WHAT THE EXERCISE ASKS — Copy each line containing the word "content" from the records that follow, please.

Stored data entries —
.....
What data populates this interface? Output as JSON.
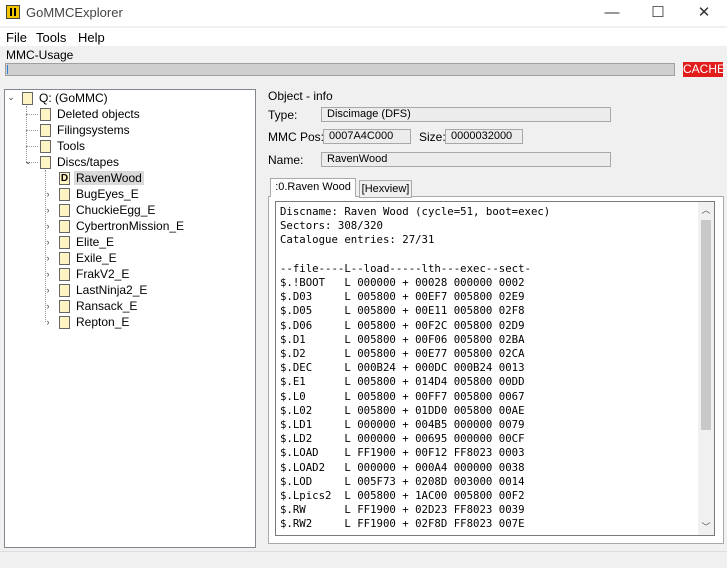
{
  "window": {
    "title": "GoMMCExplorer",
    "controls": [
      "—",
      "☐",
      "✕"
    ]
  },
  "menu": [
    "File",
    "Tools",
    "Help"
  ],
  "usage": {
    "label": "MMC-Usage",
    "fill_fraction": 0.002,
    "cache_label": "CACHE",
    "accent": "#2a7fd4",
    "cache_color": "#e21b1b"
  },
  "tree": {
    "root": "Q: (GoMMC)",
    "top_items": [
      "Deleted objects",
      "Filingsystems",
      "Tools",
      "Discs/tapes"
    ],
    "discs": [
      "RavenWood",
      "BugEyes_E",
      "ChuckieEgg_E",
      "CybertronMission_E",
      "Elite_E",
      "Exile_E",
      "FrakV2_E",
      "LastNinja2_E",
      "Ransack_E",
      "Repton_E"
    ],
    "selected_badge": "D"
  },
  "info": {
    "group_label": "Object - info",
    "type_label": "Type:",
    "type_value": "Discimage (DFS)",
    "pos_label": "MMC Pos:",
    "pos_value": "0007A4C000",
    "size_label": "Size:",
    "size_value": "0000032000",
    "name_label": "Name:",
    "name_value": "RavenWood"
  },
  "tabs": [
    ":0.Raven Wood",
    "[Hexview]"
  ],
  "catalogue": [
    "Discname: Raven Wood (cycle=51, boot=exec)",
    "Sectors: 308/320",
    "Catalogue entries: 27/31",
    "",
    "--file----L--load-----lth---exec--sect-",
    "$.!BOOT   L 000000 + 00028 000000 0002",
    "$.D03     L 005800 + 00EF7 005800 02E9",
    "$.D05     L 005800 + 00E11 005800 02F8",
    "$.D06     L 005800 + 00F2C 005800 02D9",
    "$.D1      L 005800 + 00F06 005800 02BA",
    "$.D2      L 005800 + 00E77 005800 02CA",
    "$.DEC     L 000B24 + 000DC 000B24 0013",
    "$.E1      L 005800 + 014D4 005800 00DD",
    "$.L0      L 005800 + 00FF7 005800 0067",
    "$.L02     L 005800 + 01DD0 005800 00AE",
    "$.LD1     L 000000 + 004B5 000000 0079",
    "$.LD2     L 000000 + 00695 000000 00CF",
    "$.LOAD    L FF1900 + 00F12 FF8023 0003",
    "$.LOAD2   L 000000 + 000A4 000000 0038",
    "$.LOD     L 005F73 + 0208D 003000 0014",
    "$.Lpics2  L 005800 + 1AC00 005800 00F2",
    "$.RW      L FF1900 + 02D23 FF8023 0039",
    "$.RW2     L FF1900 + 02F8D FF8023 007E"
  ]
}
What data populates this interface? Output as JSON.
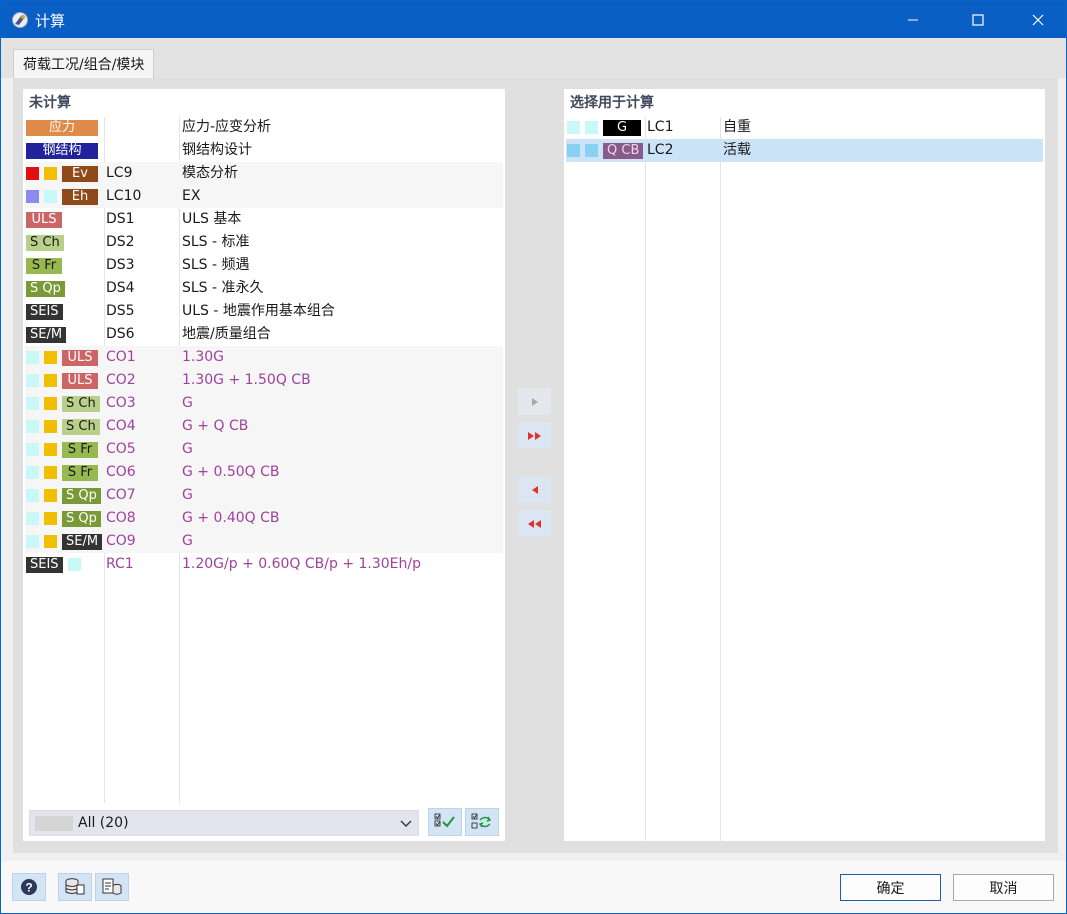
{
  "window": {
    "title": "计算"
  },
  "tabs": [
    {
      "label": "荷载工况/组合/模块"
    }
  ],
  "left_panel": {
    "header": "未计算",
    "filter": {
      "selected": "All (20)"
    },
    "rows": [
      {
        "badge": "应力",
        "badge_bg": "#e08a4a",
        "badge_fg": "#ffffff",
        "squares": [],
        "code": "",
        "desc": "应力-应变分析",
        "purple": false,
        "shaded": false
      },
      {
        "badge": "钢结构",
        "badge_bg": "#22229a",
        "badge_fg": "#ffffff",
        "squares": [],
        "code": "",
        "desc": "钢结构设计",
        "purple": false,
        "shaded": false
      },
      {
        "badge": "Ev",
        "badge_bg": "#8f4a1a",
        "badge_fg": "#ffffff",
        "squares": [
          "#e01010",
          "#f0c000"
        ],
        "code": "LC9",
        "desc": "模态分析",
        "purple": false,
        "shaded": true
      },
      {
        "badge": "Eh",
        "badge_bg": "#8f4a1a",
        "badge_fg": "#ffffff",
        "squares": [
          "#8a8af0",
          "#c8f8f8"
        ],
        "code": "LC10",
        "desc": "EX",
        "purple": false,
        "shaded": true
      },
      {
        "badge": "ULS",
        "badge_bg": "#cc6666",
        "badge_fg": "#ffffff",
        "squares": [],
        "code": "DS1",
        "desc": "ULS 基本",
        "purple": false,
        "shaded": false
      },
      {
        "badge": "S Ch",
        "badge_bg": "#b8d08a",
        "badge_fg": "#1a1a1a",
        "squares": [],
        "code": "DS2",
        "desc": "SLS - 标准",
        "purple": false,
        "shaded": false
      },
      {
        "badge": "S Fr",
        "badge_bg": "#98b850",
        "badge_fg": "#1a1a1a",
        "squares": [],
        "code": "DS3",
        "desc": "SLS - 频遇",
        "purple": false,
        "shaded": false
      },
      {
        "badge": "S Qp",
        "badge_bg": "#7a9a38",
        "badge_fg": "#ffffff",
        "squares": [],
        "code": "DS4",
        "desc": "SLS - 准永久",
        "purple": false,
        "shaded": false
      },
      {
        "badge": "SEIS",
        "badge_bg": "#333333",
        "badge_fg": "#ffffff",
        "squares": [],
        "code": "DS5",
        "desc": "ULS - 地震作用基本组合",
        "purple": false,
        "shaded": false
      },
      {
        "badge": "SE/M",
        "badge_bg": "#333333",
        "badge_fg": "#ffffff",
        "squares": [],
        "code": "DS6",
        "desc": "地震/质量组合",
        "purple": false,
        "shaded": false
      },
      {
        "badge": "ULS",
        "badge_bg": "#cc6666",
        "badge_fg": "#ffffff",
        "squares": [
          "#c8f8f8",
          "#f0c000"
        ],
        "code": "CO1",
        "desc": "1.30G",
        "purple": true,
        "shaded": true
      },
      {
        "badge": "ULS",
        "badge_bg": "#cc6666",
        "badge_fg": "#ffffff",
        "squares": [
          "#c8f8f8",
          "#f0c000"
        ],
        "code": "CO2",
        "desc": "1.30G + 1.50Q CB",
        "purple": true,
        "shaded": true
      },
      {
        "badge": "S Ch",
        "badge_bg": "#b8d08a",
        "badge_fg": "#1a1a1a",
        "squares": [
          "#c8f8f8",
          "#f0c000"
        ],
        "code": "CO3",
        "desc": "G",
        "purple": true,
        "shaded": true
      },
      {
        "badge": "S Ch",
        "badge_bg": "#b8d08a",
        "badge_fg": "#1a1a1a",
        "squares": [
          "#c8f8f8",
          "#f0c000"
        ],
        "code": "CO4",
        "desc": "G + Q CB",
        "purple": true,
        "shaded": true
      },
      {
        "badge": "S Fr",
        "badge_bg": "#98b850",
        "badge_fg": "#1a1a1a",
        "squares": [
          "#c8f8f8",
          "#f0c000"
        ],
        "code": "CO5",
        "desc": "G",
        "purple": true,
        "shaded": true
      },
      {
        "badge": "S Fr",
        "badge_bg": "#98b850",
        "badge_fg": "#1a1a1a",
        "squares": [
          "#c8f8f8",
          "#f0c000"
        ],
        "code": "CO6",
        "desc": "G + 0.50Q CB",
        "purple": true,
        "shaded": true
      },
      {
        "badge": "S Qp",
        "badge_bg": "#7a9a38",
        "badge_fg": "#ffffff",
        "squares": [
          "#c8f8f8",
          "#f0c000"
        ],
        "code": "CO7",
        "desc": "G",
        "purple": true,
        "shaded": true
      },
      {
        "badge": "S Qp",
        "badge_bg": "#7a9a38",
        "badge_fg": "#ffffff",
        "squares": [
          "#c8f8f8",
          "#f0c000"
        ],
        "code": "CO8",
        "desc": "G + 0.40Q CB",
        "purple": true,
        "shaded": true
      },
      {
        "badge": "SE/M",
        "badge_bg": "#333333",
        "badge_fg": "#ffffff",
        "squares": [
          "#c8f8f8",
          "#f0c000"
        ],
        "code": "CO9",
        "desc": "G",
        "purple": true,
        "shaded": true
      },
      {
        "badge": "SEIS",
        "badge_bg": "#333333",
        "badge_fg": "#ffffff",
        "squares": [
          "#c8f8f8"
        ],
        "code": "RC1",
        "desc": "1.20G/p + 0.60Q CB/p + 1.30Eh/p",
        "purple": true,
        "shaded": false,
        "badge_first": true
      }
    ]
  },
  "right_panel": {
    "header": "选择用于计算",
    "rows": [
      {
        "badge": "G",
        "badge_bg": "#000000",
        "badge_fg": "#ffffff",
        "squares": [
          "#c8f8f8",
          "#c8f8f8"
        ],
        "code": "LC1",
        "desc": "自重",
        "selected": false
      },
      {
        "badge": "Q CB",
        "badge_bg": "#8a5a8a",
        "badge_fg": "#e8d8e8",
        "squares": [
          "#8ad0f0",
          "#8ad0f0"
        ],
        "code": "LC2",
        "desc": "活载",
        "selected": true
      }
    ]
  },
  "footer": {
    "ok": "确定",
    "cancel": "取消"
  },
  "colors": {
    "titlebar": "#0a5fc4",
    "accent_purple": "#a0429c",
    "selection": "#cce4f7"
  }
}
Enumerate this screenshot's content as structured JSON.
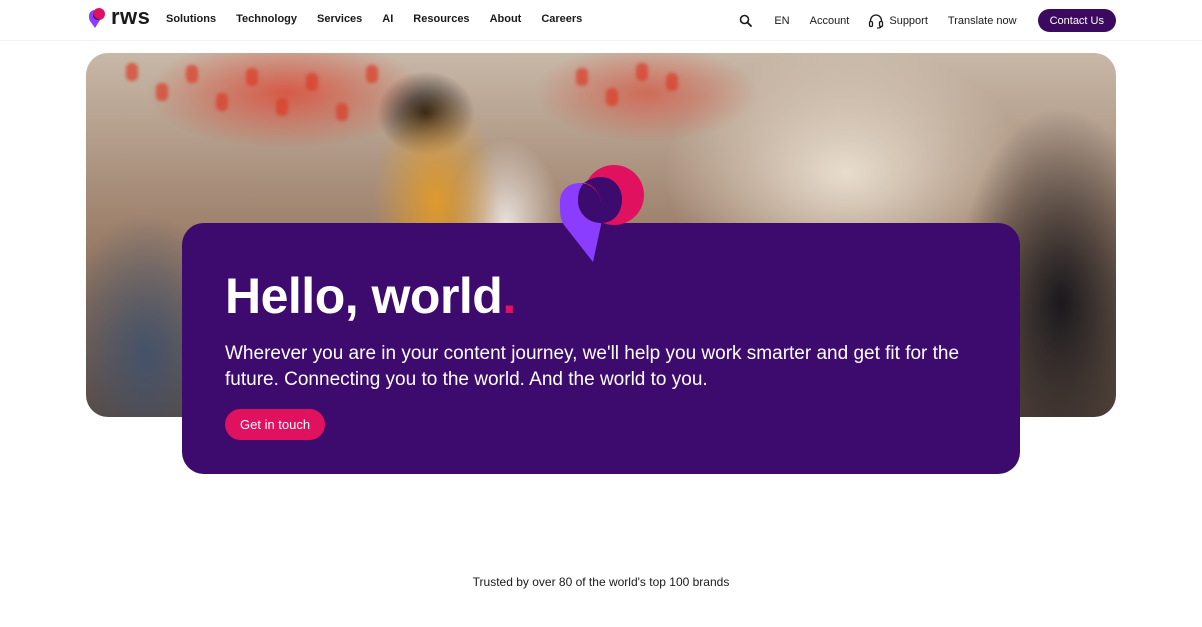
{
  "header": {
    "logo_text": "rws",
    "nav": [
      "Solutions",
      "Technology",
      "Services",
      "AI",
      "Resources",
      "About",
      "Careers"
    ],
    "lang": "EN",
    "account": "Account",
    "support": "Support",
    "translate": "Translate now",
    "contact": "Contact Us",
    "icons": {
      "search": "search-icon",
      "support": "headset-icon",
      "logo": "rws-logo-icon"
    }
  },
  "hero": {
    "headline": "Hello, world",
    "headline_dot": ".",
    "subtext": "Wherever you are in your content journey, we'll help you work smarter and get fit for the future. Connecting you to the world. And the world to you.",
    "cta": "Get in touch"
  },
  "trusted": "Trusted by over 80 of the world's top 100 brands",
  "colors": {
    "primary_purple": "#3d0a6e",
    "dark_purple_button": "#3b0a5e",
    "accent_pink": "#e0115f",
    "mark_violet": "#8b3dff"
  }
}
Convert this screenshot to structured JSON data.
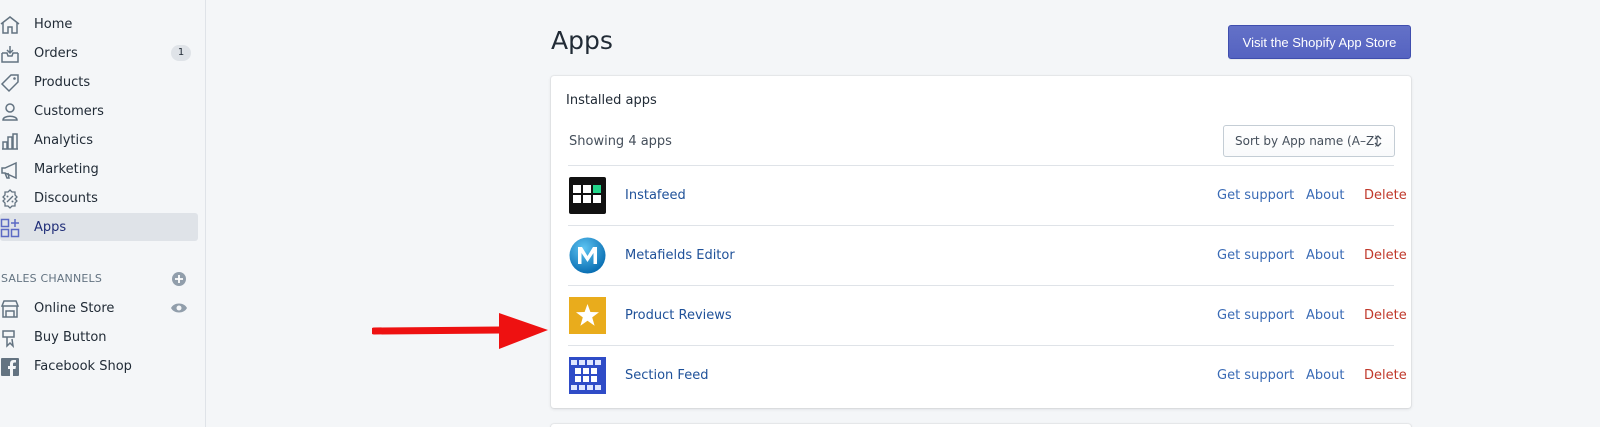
{
  "sidebar": {
    "items": [
      {
        "label": "Home",
        "icon": "home-icon"
      },
      {
        "label": "Orders",
        "icon": "orders-icon",
        "badge": "1"
      },
      {
        "label": "Products",
        "icon": "tag-icon"
      },
      {
        "label": "Customers",
        "icon": "user-icon"
      },
      {
        "label": "Analytics",
        "icon": "analytics-icon"
      },
      {
        "label": "Marketing",
        "icon": "megaphone-icon"
      },
      {
        "label": "Discounts",
        "icon": "discount-icon"
      },
      {
        "label": "Apps",
        "icon": "apps-icon",
        "active": true
      }
    ],
    "sales_channels_header": "SALES CHANNELS",
    "channels": [
      {
        "label": "Online Store",
        "icon": "store-icon"
      },
      {
        "label": "Buy Button",
        "icon": "buy-button-icon"
      },
      {
        "label": "Facebook Shop",
        "icon": "facebook-icon"
      }
    ]
  },
  "main": {
    "title": "Apps",
    "store_button": "Visit the Shopify App Store",
    "card": {
      "title": "Installed apps",
      "showing": "Showing 4 apps",
      "sort_label": "Sort by App name (A–Z)",
      "apps": [
        {
          "name": "Instafeed",
          "support": "Get support",
          "about": "About",
          "delete": "Delete"
        },
        {
          "name": "Metafields Editor",
          "support": "Get support",
          "about": "About",
          "delete": "Delete"
        },
        {
          "name": "Product Reviews",
          "support": "Get support",
          "about": "About",
          "delete": "Delete"
        },
        {
          "name": "Section Feed",
          "support": "Get support",
          "about": "About",
          "delete": "Delete"
        }
      ]
    }
  },
  "colors": {
    "accent": "#5c6ac4",
    "link": "#3a6bb5",
    "delete": "#c0392b",
    "arrow": "#ee1111"
  }
}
.....
SOLUTION TO THIS TASK —
Enumerate this screenshot's content as structured JSON.
    "subtext": "Wherever you are in your content journey, we'll help you work smarter and get fit for the future. Connecting you to the world. And the world to you.",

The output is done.